[START]

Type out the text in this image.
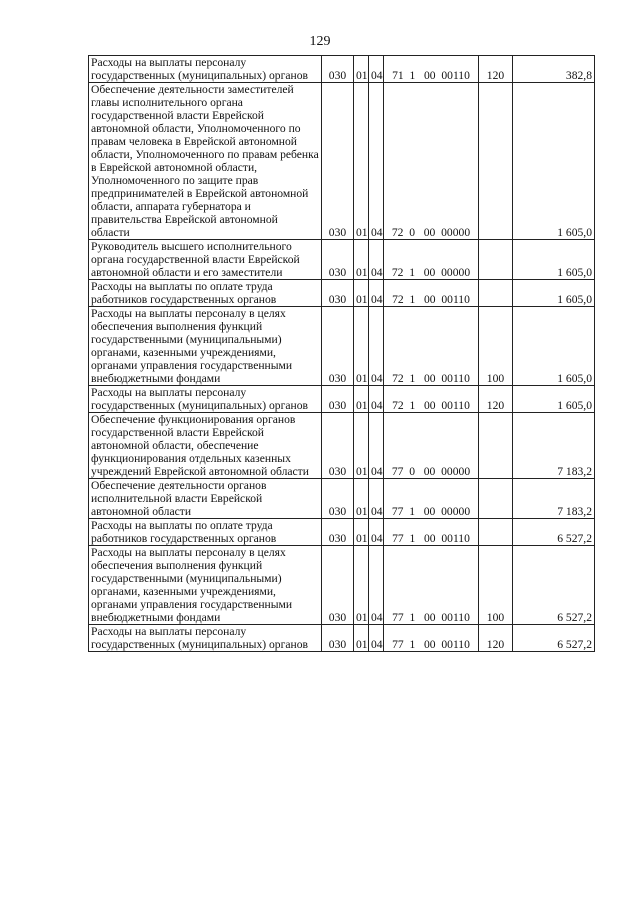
129
Расходы на выплаты персоналу государственных (муниципальных) органов	030	01	04	71  1   00  00110	120	382,8
Обеспечение деятельности заместителей главы исполнительного органа государственной власти Еврейской автономной области, Уполномоченного по правам человека в Еврейской автономной области, Уполномоченного по правам ребенка в Еврейской автономной области, Уполномоченного по защите прав предпринимателей в Еврейской автономной области, аппарата губернатора и правительства Еврейской автономной области	030	01	04	72  0   00  00000		1 605,0
Руководитель высшего исполнительного органа государственной власти Еврейской автономной области и его заместители	030	01	04	72  1   00  00000		1 605,0
Расходы на выплаты по оплате труда работников государственных органов	030	01	04	72  1   00  00110		1 605,0
Расходы на выплаты персоналу в целях обеспечения выполнения функций государственными (муниципальными) органами, казенными учреждениями, органами управления государственными внебюджетными фондами	030	01	04	72  1   00  00110	100	1 605,0
Расходы на выплаты персоналу государственных (муниципальных) органов	030	01	04	72  1   00  00110	120	1 605,0
Обеспечение функционирования органов государственной власти Еврейской автономной области, обеспечение функционирования отдельных казенных учреждений Еврейской автономной области	030	01	04	77  0   00  00000		7 183,2
Обеспечение деятельности органов исполнительной власти Еврейской автономной области	030	01	04	77  1   00  00000		7 183,2
Расходы на выплаты по оплате труда работников государственных органов	030	01	04	77  1   00  00110		6 527,2
Расходы на выплаты персоналу в целях обеспечения выполнения функций государственными (муниципальными) органами, казенными учреждениями, органами управления государственными внебюджетными фондами	030	01	04	77  1   00  00110	100	6 527,2
Расходы на выплаты персоналу государственных (муниципальных) органов	030	01	04	77  1   00  00110	120	6 527,2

[END]

## WHAT IS BEING ASKED
Leave the pictures out and copy the rest of the data exactly.

## EXERCISE ANSWER
Type out the text in this image.
129
Расходы на выплаты персоналу государственных (муниципальных) органов	030	01	04	71  1   00  00110	120	382,8
Обеспечение деятельности заместителей главы исполнительного органа государственной власти Еврейской автономной области, Уполномоченного по правам человека в Еврейской автономной области, Уполномоченного по правам ребенка в Еврейской автономной области, Уполномоченного по защите прав предпринимателей в Еврейской автономной области, аппарата губернатора и правительства Еврейской автономной области	030	01	04	72  0   00  00000		1 605,0
Руководитель высшего исполнительного органа государственной власти Еврейской автономной области и его заместители	030	01	04	72  1   00  00000		1 605,0
Расходы на выплаты по оплате труда работников государственных органов	030	01	04	72  1   00  00110		1 605,0
Расходы на выплаты персоналу в целях обеспечения выполнения функций государственными (муниципальными) органами, казенными учреждениями, органами управления государственными внебюджетными фондами	030	01	04	72  1   00  00110	100	1 605,0
Расходы на выплаты персоналу государственных (муниципальных) органов	030	01	04	72  1   00  00110	120	1 605,0
Обеспечение функционирования органов государственной власти Еврейской автономной области, обеспечение функционирования отдельных казенных учреждений Еврейской автономной области	030	01	04	77  0   00  00000		7 183,2
Обеспечение деятельности органов исполнительной власти Еврейской автономной области	030	01	04	77  1   00  00000		7 183,2
Расходы на выплаты по оплате труда работников государственных органов	030	01	04	77  1   00  00110		6 527,2
Расходы на выплаты персоналу в целях обеспечения выполнения функций государственными (муниципальными) органами, казенными учреждениями, органами управления государственными внебюджетными фондами	030	01	04	77  1   00  00110	100	6 527,2
Расходы на выплаты персоналу государственных (муниципальных) органов	030	01	04	77  1   00  00110	120	6 527,2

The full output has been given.